• **Goal of the exercise**: Find out how many lines of the material contain the string "Fürstenratsprotokoll" and give only that figure.

• **Record excerpts**:
########

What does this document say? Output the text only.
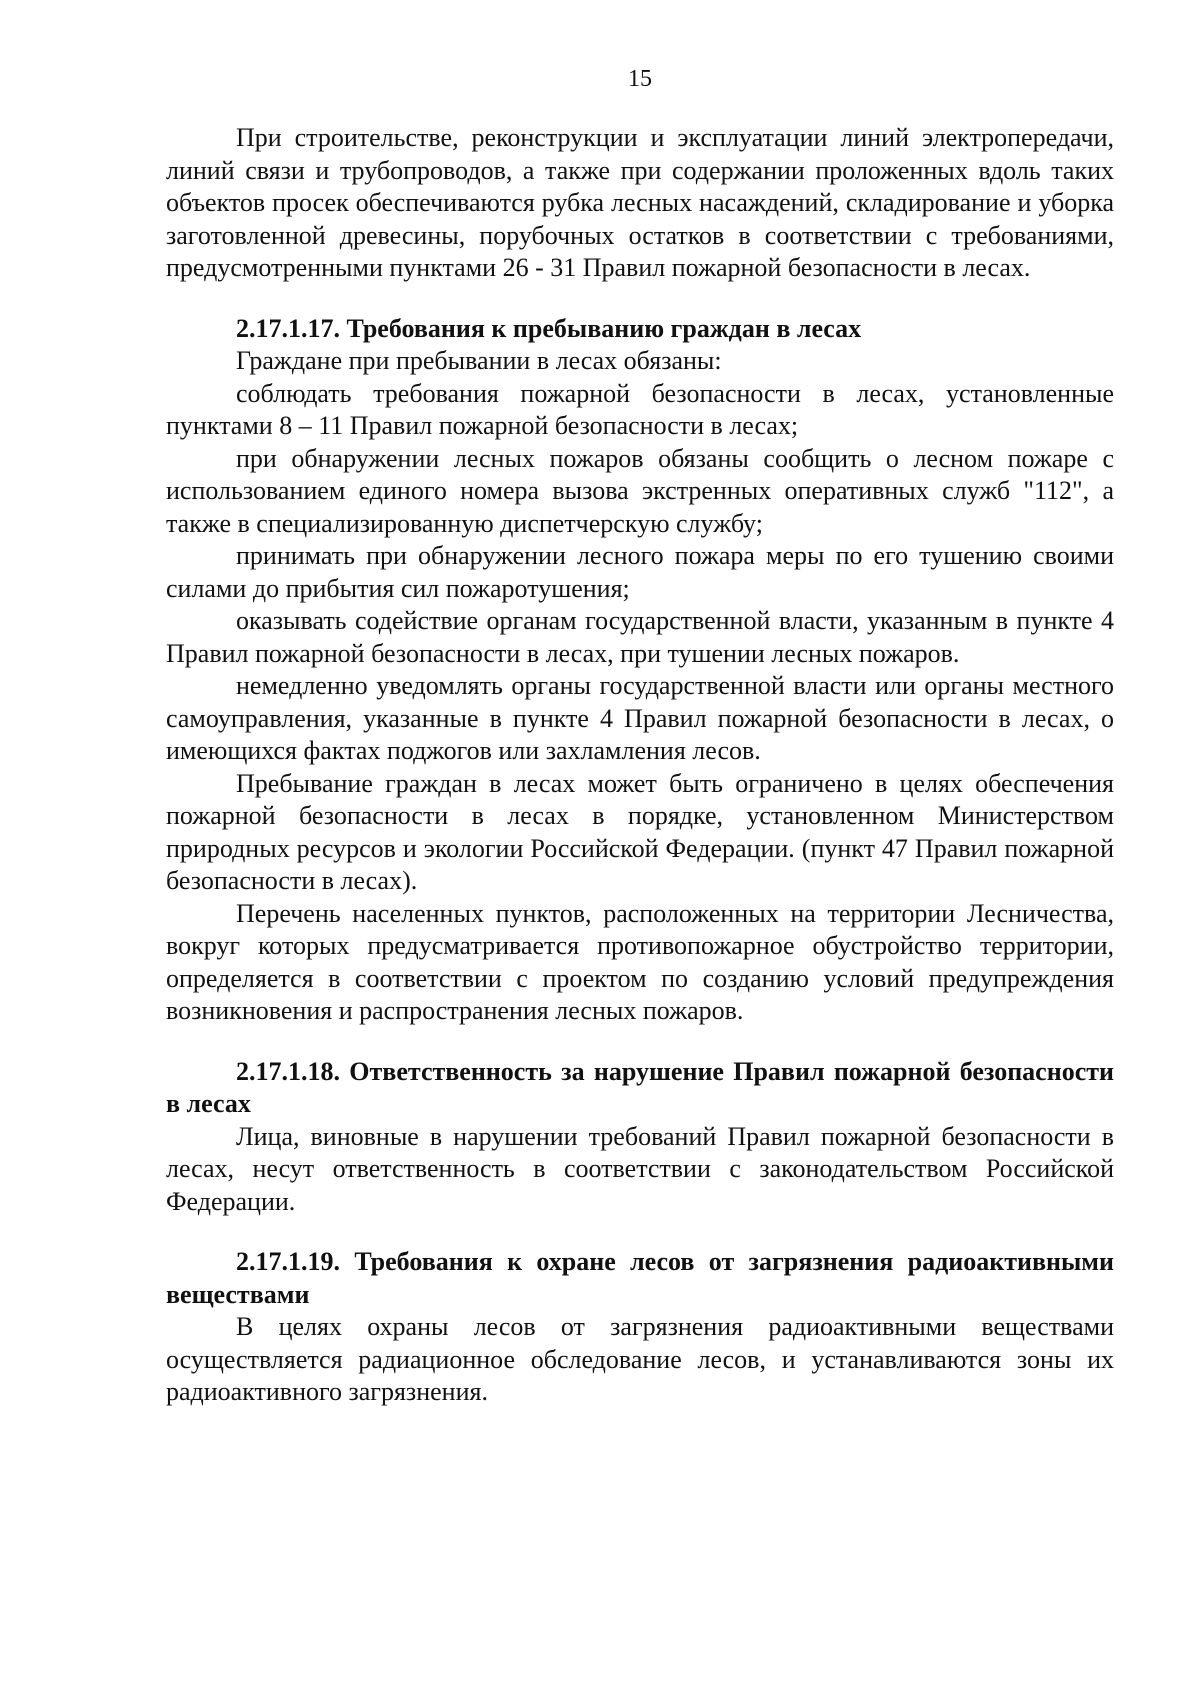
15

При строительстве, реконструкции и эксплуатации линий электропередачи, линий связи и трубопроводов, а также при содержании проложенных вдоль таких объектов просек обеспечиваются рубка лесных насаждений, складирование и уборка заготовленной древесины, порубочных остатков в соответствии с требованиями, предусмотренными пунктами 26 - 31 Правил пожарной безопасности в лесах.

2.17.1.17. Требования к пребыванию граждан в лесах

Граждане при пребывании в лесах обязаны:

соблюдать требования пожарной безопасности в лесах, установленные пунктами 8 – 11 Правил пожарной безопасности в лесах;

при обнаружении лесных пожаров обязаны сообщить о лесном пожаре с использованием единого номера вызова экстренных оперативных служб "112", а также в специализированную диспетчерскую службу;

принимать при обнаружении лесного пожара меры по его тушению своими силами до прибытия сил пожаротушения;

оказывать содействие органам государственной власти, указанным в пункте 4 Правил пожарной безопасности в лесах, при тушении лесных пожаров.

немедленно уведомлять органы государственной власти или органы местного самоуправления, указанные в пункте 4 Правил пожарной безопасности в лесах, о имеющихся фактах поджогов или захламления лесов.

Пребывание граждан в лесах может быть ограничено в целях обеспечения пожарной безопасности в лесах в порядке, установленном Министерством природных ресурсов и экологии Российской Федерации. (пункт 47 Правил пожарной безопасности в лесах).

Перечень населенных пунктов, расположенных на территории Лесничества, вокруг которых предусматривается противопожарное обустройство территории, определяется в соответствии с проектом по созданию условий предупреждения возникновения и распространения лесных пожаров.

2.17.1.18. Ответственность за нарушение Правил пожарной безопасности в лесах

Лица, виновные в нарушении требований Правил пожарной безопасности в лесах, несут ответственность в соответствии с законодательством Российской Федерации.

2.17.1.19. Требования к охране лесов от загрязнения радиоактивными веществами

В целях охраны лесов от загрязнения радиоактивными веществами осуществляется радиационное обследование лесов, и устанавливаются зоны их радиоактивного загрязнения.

########

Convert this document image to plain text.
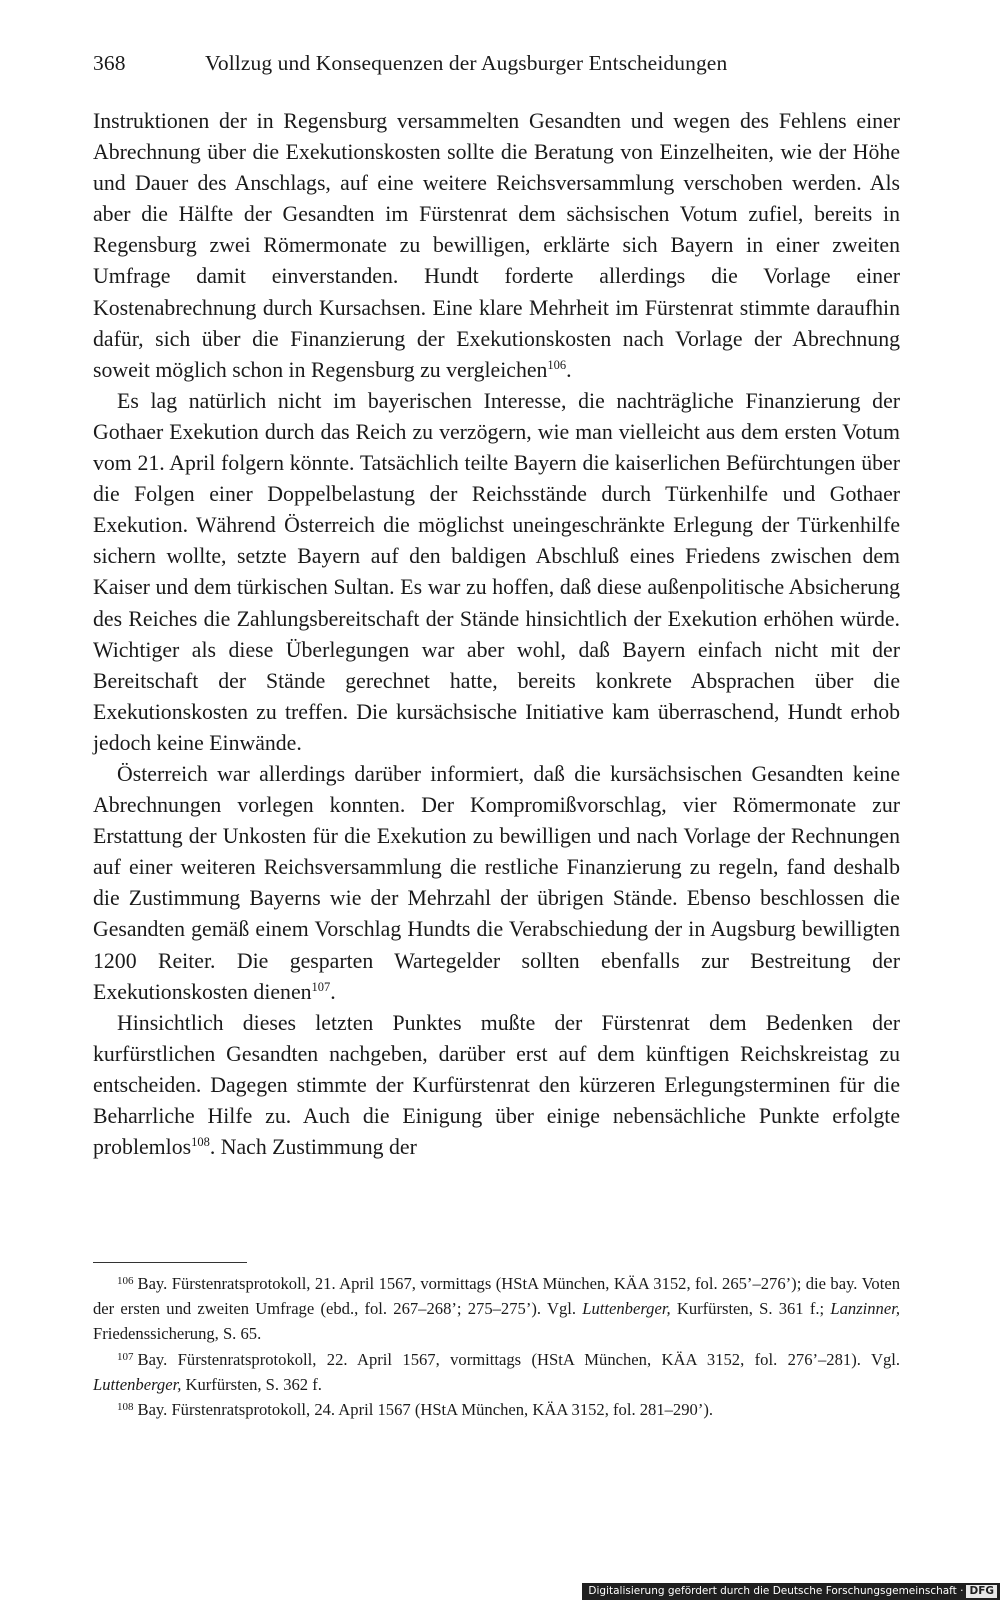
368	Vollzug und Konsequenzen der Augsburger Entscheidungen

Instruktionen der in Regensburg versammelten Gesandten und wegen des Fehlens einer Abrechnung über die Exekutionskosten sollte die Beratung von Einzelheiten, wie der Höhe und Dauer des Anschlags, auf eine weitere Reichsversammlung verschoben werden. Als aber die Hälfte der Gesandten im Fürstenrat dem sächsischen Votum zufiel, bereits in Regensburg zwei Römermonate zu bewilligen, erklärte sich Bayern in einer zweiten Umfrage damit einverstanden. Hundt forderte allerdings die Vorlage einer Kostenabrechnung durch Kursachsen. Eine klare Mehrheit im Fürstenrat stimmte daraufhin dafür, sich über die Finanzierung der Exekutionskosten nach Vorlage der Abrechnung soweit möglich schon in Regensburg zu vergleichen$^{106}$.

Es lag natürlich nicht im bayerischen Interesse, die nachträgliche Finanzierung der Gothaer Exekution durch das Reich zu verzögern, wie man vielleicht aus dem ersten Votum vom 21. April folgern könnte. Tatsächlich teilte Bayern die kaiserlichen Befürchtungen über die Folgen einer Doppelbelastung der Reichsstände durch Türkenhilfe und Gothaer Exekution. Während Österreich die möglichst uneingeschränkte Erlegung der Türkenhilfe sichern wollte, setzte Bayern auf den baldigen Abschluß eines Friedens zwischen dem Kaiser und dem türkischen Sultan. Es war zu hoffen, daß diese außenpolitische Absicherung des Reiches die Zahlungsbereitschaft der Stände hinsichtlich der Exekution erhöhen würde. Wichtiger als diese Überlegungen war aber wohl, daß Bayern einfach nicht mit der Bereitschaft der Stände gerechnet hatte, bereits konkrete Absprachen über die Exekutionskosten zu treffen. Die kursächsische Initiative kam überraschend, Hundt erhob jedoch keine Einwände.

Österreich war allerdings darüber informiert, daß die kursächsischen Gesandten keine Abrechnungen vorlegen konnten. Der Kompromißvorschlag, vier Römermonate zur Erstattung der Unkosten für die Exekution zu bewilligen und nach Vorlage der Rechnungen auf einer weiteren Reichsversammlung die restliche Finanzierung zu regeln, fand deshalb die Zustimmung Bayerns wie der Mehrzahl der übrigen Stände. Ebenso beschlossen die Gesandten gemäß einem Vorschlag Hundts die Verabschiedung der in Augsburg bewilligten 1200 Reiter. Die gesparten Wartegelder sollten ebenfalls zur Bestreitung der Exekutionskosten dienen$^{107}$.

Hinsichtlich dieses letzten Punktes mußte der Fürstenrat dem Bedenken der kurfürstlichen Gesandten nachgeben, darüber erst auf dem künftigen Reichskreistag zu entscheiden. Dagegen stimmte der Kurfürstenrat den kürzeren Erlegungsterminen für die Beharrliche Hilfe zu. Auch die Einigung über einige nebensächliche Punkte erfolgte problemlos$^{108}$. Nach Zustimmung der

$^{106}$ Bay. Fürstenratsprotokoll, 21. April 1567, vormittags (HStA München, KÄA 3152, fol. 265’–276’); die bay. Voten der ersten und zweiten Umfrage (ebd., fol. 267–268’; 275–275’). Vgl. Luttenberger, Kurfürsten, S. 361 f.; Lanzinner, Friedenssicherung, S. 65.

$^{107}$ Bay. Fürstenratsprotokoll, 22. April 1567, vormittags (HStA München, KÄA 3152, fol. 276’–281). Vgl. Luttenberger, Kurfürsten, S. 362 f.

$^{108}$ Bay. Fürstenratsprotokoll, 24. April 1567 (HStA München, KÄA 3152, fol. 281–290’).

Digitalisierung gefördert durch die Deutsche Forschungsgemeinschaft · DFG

########

• **Task solution**: 3